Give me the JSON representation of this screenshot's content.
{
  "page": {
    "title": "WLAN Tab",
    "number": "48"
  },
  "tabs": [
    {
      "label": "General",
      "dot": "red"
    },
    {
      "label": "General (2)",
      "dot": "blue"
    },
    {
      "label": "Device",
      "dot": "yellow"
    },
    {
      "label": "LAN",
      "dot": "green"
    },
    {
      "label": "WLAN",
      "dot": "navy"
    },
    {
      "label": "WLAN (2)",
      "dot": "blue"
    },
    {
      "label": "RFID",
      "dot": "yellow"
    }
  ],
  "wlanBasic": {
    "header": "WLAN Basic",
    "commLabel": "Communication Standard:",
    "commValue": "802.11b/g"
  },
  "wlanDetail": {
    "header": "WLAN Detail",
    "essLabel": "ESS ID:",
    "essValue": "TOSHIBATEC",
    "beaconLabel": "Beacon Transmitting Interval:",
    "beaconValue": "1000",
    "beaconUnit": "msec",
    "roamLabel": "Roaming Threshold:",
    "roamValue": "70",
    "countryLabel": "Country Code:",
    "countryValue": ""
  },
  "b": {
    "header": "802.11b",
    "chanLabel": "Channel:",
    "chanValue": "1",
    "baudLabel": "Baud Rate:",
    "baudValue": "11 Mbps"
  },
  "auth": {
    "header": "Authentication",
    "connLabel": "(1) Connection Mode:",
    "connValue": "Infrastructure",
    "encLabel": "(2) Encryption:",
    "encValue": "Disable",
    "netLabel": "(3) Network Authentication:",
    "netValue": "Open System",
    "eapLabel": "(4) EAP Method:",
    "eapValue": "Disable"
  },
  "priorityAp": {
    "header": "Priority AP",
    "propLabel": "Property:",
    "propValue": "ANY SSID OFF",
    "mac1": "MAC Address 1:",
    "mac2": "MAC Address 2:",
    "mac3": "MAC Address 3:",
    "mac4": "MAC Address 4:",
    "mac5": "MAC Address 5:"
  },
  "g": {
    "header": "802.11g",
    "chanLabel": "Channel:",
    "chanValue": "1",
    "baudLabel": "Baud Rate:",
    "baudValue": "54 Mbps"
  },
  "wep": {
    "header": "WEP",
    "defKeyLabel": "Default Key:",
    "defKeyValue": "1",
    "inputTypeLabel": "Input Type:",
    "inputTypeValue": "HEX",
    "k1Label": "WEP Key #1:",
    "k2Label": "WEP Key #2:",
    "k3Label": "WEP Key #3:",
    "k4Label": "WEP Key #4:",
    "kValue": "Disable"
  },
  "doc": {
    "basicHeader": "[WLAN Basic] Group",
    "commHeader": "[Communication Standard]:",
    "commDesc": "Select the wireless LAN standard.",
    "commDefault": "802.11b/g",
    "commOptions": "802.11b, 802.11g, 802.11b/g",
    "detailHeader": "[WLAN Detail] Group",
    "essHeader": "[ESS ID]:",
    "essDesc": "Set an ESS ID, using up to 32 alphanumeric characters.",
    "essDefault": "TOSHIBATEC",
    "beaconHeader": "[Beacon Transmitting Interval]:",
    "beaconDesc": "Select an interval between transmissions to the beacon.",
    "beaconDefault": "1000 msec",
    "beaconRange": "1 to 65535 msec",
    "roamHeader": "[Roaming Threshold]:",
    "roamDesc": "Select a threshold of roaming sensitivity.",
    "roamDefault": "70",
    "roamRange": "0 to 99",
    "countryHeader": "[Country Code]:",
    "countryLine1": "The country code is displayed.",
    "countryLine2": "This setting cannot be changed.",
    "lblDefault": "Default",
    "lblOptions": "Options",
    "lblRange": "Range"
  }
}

= = =

§ PROBLEM DETAILS
Report all lines of the data that include the word "Communication".

§ EXERCISE SOLUTION
    "commLabel": "Communication Standard:",
    "commHeader": "[Communication Standard]:",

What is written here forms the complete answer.